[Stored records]
* start *
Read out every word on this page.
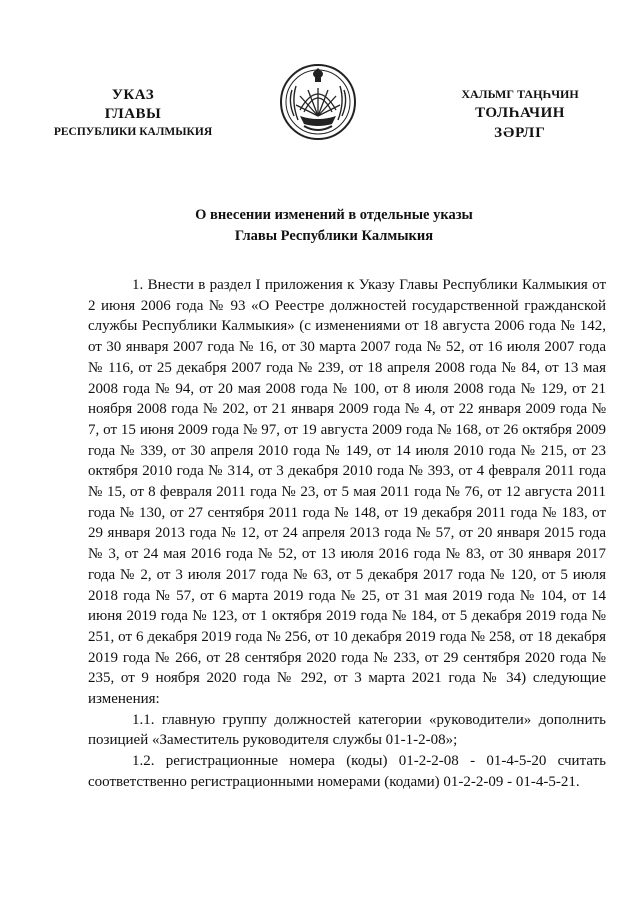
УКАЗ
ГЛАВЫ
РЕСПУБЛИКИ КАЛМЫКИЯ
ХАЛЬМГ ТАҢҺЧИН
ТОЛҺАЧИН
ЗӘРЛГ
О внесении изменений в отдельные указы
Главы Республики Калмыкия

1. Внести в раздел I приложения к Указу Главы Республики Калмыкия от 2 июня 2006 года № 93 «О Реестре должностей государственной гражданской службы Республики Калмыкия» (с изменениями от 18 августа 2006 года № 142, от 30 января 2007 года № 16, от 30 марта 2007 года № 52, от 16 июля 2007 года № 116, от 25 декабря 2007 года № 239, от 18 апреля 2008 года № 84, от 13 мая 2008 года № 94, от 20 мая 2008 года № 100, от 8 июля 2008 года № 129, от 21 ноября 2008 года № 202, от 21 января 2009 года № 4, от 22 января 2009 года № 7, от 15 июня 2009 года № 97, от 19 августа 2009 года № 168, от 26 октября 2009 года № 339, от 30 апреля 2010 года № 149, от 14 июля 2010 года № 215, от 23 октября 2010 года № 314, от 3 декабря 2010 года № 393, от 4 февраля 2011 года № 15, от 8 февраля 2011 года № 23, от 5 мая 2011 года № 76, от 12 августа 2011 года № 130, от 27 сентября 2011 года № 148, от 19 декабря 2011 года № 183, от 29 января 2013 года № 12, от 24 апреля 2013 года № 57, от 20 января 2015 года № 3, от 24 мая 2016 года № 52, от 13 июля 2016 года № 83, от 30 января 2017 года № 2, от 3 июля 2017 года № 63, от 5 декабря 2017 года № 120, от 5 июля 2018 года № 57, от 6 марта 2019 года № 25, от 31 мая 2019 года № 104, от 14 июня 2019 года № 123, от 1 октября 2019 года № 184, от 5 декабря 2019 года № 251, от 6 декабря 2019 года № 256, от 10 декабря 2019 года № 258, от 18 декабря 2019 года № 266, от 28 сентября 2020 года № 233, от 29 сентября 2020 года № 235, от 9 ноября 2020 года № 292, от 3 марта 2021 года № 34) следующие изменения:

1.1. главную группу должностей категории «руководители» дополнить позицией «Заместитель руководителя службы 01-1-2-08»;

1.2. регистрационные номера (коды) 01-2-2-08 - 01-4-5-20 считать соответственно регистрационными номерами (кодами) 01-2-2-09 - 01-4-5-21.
* end *
- _Exercise_:
Output the data exactly. Pictures don't belong in the result.

- _Output for this task_:
Read out every word on this page.
УКАЗ
ГЛАВЫ
РЕСПУБЛИКИ КАЛМЫКИЯ
ХАЛЬМГ ТАҢҺЧИН
ТОЛҺАЧИН
ЗӘРЛГ
О внесении изменений в отдельные указы
Главы Республики Калмыкия

1. Внести в раздел I приложения к Указу Главы Республики Калмыкия от 2 июня 2006 года № 93 «О Реестре должностей государственной гражданской службы Республики Калмыкия» (с изменениями от 18 августа 2006 года № 142, от 30 января 2007 года № 16, от 30 марта 2007 года № 52, от 16 июля 2007 года № 116, от 25 декабря 2007 года № 239, от 18 апреля 2008 года № 84, от 13 мая 2008 года № 94, от 20 мая 2008 года № 100, от 8 июля 2008 года № 129, от 21 ноября 2008 года № 202, от 21 января 2009 года № 4, от 22 января 2009 года № 7, от 15 июня 2009 года № 97, от 19 августа 2009 года № 168, от 26 октября 2009 года № 339, от 30 апреля 2010 года № 149, от 14 июля 2010 года № 215, от 23 октября 2010 года № 314, от 3 декабря 2010 года № 393, от 4 февраля 2011 года № 15, от 8 февраля 2011 года № 23, от 5 мая 2011 года № 76, от 12 августа 2011 года № 130, от 27 сентября 2011 года № 148, от 19 декабря 2011 года № 183, от 29 января 2013 года № 12, от 24 апреля 2013 года № 57, от 20 января 2015 года № 3, от 24 мая 2016 года № 52, от 13 июля 2016 года № 83, от 30 января 2017 года № 2, от 3 июля 2017 года № 63, от 5 декабря 2017 года № 120, от 5 июля 2018 года № 57, от 6 марта 2019 года № 25, от 31 мая 2019 года № 104, от 14 июня 2019 года № 123, от 1 октября 2019 года № 184, от 5 декабря 2019 года № 251, от 6 декабря 2019 года № 256, от 10 декабря 2019 года № 258, от 18 декабря 2019 года № 266, от 28 сентября 2020 года № 233, от 29 сентября 2020 года № 235, от 9 ноября 2020 года № 292, от 3 марта 2021 года № 34) следующие изменения:

1.1. главную группу должностей категории «руководители» дополнить позицией «Заместитель руководителя службы 01-1-2-08»;

1.2. регистрационные номера (коды) 01-2-2-08 - 01-4-5-20 считать соответственно регистрационными номерами (кодами) 01-2-2-09 - 01-4-5-21.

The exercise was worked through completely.